··· Data lines ···

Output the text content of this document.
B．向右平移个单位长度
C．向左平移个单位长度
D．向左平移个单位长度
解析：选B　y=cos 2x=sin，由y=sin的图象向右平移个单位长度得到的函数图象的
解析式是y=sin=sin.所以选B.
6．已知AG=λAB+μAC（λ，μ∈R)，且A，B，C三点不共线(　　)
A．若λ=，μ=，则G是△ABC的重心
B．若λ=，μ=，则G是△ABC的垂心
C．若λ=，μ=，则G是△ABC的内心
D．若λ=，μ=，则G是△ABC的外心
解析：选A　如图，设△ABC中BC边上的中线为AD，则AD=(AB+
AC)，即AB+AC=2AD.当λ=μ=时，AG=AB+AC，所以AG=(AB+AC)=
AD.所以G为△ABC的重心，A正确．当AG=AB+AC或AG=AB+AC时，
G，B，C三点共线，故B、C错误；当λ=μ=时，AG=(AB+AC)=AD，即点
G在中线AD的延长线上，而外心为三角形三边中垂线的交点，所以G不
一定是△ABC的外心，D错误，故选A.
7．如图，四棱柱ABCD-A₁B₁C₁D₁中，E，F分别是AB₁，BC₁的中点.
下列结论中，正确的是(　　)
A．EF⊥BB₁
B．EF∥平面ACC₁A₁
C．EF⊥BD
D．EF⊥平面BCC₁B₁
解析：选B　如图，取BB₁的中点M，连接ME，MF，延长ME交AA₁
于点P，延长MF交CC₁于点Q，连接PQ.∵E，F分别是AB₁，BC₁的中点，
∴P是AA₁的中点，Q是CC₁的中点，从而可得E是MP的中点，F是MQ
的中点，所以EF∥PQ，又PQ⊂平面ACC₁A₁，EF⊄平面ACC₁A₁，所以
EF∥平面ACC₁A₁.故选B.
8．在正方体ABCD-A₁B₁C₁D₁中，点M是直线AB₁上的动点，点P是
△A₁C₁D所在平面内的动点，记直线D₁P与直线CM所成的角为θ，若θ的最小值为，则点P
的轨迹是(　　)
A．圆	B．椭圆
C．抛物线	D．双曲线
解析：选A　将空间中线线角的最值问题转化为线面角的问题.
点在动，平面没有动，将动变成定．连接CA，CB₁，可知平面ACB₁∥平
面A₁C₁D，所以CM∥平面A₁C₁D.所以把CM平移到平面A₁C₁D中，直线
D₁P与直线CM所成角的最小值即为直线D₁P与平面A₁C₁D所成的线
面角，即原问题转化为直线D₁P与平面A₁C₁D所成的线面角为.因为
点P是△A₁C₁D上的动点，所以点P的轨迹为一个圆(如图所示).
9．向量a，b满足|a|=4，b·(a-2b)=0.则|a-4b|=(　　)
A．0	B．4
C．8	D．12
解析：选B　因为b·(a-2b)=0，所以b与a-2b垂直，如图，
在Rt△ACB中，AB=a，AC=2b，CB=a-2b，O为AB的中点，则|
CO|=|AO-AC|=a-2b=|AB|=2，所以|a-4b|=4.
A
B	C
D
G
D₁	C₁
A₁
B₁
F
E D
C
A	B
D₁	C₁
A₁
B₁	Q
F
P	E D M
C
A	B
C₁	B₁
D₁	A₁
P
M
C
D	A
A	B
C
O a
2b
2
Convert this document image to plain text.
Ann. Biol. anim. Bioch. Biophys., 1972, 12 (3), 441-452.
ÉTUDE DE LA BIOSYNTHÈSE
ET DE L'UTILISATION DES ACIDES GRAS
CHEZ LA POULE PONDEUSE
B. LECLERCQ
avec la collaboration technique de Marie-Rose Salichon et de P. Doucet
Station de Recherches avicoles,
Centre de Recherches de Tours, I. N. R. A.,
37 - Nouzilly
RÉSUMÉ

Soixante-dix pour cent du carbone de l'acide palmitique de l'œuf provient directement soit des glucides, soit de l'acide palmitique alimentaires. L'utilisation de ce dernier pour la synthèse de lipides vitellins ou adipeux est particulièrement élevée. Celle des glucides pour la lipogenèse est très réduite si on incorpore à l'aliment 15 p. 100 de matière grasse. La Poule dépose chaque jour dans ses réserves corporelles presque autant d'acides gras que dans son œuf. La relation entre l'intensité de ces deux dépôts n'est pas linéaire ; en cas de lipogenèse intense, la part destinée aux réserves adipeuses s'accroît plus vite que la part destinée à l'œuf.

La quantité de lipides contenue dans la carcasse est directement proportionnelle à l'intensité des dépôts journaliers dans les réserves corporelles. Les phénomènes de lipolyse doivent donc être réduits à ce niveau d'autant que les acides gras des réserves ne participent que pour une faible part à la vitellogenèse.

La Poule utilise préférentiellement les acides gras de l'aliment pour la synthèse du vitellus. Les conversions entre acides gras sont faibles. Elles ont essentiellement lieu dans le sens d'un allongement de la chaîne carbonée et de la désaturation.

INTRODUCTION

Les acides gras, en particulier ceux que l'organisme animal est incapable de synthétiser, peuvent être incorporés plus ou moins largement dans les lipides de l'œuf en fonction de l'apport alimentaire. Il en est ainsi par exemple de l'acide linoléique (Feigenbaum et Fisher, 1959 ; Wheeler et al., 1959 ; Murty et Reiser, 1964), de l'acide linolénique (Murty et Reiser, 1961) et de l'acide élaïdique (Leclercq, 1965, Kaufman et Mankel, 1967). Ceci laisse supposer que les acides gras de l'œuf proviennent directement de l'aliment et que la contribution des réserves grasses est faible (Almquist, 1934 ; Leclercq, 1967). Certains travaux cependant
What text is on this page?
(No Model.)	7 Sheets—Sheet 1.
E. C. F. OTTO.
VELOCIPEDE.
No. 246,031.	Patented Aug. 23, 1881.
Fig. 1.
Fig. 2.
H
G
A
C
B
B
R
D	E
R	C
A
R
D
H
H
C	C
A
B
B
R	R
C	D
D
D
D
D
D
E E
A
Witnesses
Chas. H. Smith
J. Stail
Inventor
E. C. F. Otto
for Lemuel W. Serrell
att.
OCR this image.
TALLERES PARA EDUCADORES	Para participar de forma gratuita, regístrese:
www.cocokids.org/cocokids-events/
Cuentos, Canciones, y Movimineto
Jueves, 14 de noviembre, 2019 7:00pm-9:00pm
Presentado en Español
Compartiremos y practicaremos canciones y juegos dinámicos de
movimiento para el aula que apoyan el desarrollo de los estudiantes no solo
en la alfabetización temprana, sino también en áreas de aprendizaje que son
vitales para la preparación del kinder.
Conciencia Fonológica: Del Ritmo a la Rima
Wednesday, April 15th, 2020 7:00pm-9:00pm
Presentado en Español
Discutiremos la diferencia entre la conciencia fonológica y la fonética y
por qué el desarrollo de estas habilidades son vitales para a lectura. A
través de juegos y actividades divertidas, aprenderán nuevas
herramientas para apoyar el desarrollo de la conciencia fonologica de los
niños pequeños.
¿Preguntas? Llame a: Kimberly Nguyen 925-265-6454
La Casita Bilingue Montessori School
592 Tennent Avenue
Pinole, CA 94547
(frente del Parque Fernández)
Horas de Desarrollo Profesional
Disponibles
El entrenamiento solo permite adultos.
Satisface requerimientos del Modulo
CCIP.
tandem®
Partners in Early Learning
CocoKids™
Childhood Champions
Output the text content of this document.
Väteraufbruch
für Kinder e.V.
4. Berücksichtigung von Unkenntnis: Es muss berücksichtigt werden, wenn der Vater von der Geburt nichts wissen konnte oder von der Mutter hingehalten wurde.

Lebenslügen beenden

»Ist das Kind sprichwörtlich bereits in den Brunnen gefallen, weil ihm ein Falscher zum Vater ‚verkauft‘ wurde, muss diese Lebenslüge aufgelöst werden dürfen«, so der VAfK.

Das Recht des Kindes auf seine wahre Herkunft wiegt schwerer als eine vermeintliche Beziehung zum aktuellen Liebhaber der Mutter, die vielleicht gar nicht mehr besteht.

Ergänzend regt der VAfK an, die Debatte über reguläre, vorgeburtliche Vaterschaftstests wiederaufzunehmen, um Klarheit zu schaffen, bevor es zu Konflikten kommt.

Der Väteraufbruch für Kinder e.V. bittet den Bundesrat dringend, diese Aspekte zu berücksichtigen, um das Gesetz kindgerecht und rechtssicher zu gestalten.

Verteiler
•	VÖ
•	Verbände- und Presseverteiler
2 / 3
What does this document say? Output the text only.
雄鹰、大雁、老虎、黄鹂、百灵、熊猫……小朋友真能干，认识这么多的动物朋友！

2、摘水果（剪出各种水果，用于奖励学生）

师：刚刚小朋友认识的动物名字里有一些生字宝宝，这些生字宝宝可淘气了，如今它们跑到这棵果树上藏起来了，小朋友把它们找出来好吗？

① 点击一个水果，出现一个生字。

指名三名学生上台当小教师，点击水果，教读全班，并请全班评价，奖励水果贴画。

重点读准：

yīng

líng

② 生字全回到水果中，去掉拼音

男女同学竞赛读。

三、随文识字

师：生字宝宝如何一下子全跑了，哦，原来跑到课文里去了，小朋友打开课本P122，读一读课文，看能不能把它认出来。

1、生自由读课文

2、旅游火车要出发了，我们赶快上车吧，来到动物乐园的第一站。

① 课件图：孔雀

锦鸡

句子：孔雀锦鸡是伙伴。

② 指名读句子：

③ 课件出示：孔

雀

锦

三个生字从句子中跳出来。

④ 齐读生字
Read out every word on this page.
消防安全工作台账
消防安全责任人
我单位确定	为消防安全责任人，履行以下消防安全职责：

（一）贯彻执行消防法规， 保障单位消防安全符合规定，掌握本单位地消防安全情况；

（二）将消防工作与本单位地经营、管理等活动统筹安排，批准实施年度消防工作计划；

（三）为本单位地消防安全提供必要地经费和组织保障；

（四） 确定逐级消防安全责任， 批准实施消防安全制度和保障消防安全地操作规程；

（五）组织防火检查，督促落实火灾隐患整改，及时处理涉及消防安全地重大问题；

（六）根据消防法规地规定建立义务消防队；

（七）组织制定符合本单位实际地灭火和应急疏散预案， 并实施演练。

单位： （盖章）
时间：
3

···

Exercise requirements = Count the lines of the material that include the word "Väteraufbruch", then report only the total.

Response to the task = 2